§ DESCRIPTION OF THE TASK
In the records that follow, locate every line with "Según" and extract it.

§ DATASET ROWS
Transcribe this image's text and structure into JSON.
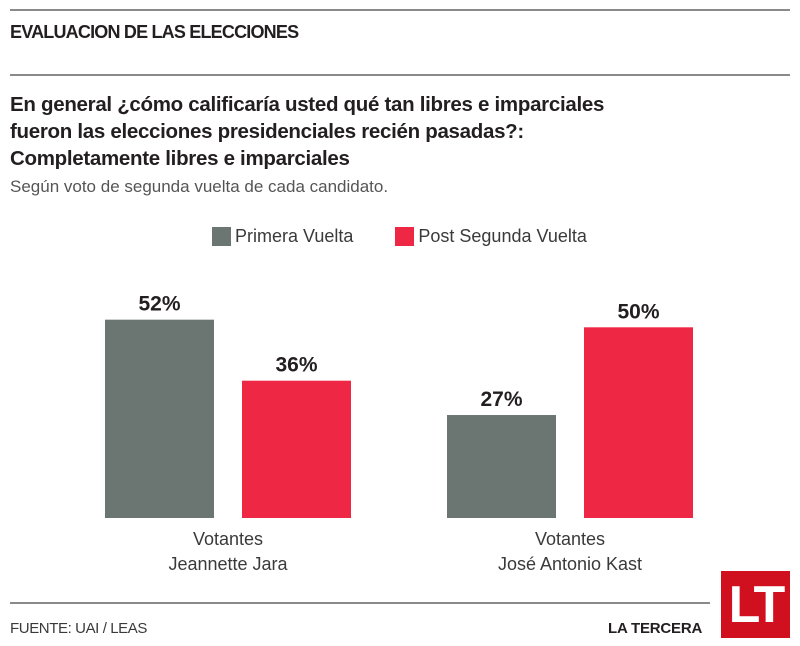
{
  "header": {
    "section_title": "EVALUACION DE LAS ELECCIONES",
    "question_lines": [
      "En general ¿cómo calificaría usted qué tan libres e imparciales",
      "fueron las elecciones presidenciales recién pasadas?:",
      "Completamente libres e imparciales"
    ],
    "subtitle": "Según voto de segunda vuelta de cada candidato."
  },
  "chart_data": {
    "type": "bar",
    "title": "Completamente libres e imparciales",
    "subtitle": "Según voto de segunda vuelta de cada candidato.",
    "categories": [
      [
        "Votantes",
        "Jeannette Jara"
      ],
      [
        "Votantes",
        "José Antonio Kast"
      ]
    ],
    "series": [
      {
        "name": "Primera Vuelta",
        "color": "#6b7572",
        "values": [
          52,
          27
        ]
      },
      {
        "name": "Post Segunda Vuelta",
        "color": "#ee2744",
        "values": [
          36,
          50
        ]
      }
    ],
    "value_suffix": "%",
    "ylim": [
      0,
      100
    ],
    "grid": false,
    "legend_position": "top-center",
    "xlabel": "",
    "ylabel": ""
  },
  "footer": {
    "source": "FUENTE: UAI / LEAS",
    "brand": "LA TERCERA",
    "logo_text": "LT"
  }
}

§ THE ANSWER
    "subtitle": "Según voto de segunda vuelta de cada candidato."
    "subtitle": "Según voto de segunda vuelta de cada candidato.",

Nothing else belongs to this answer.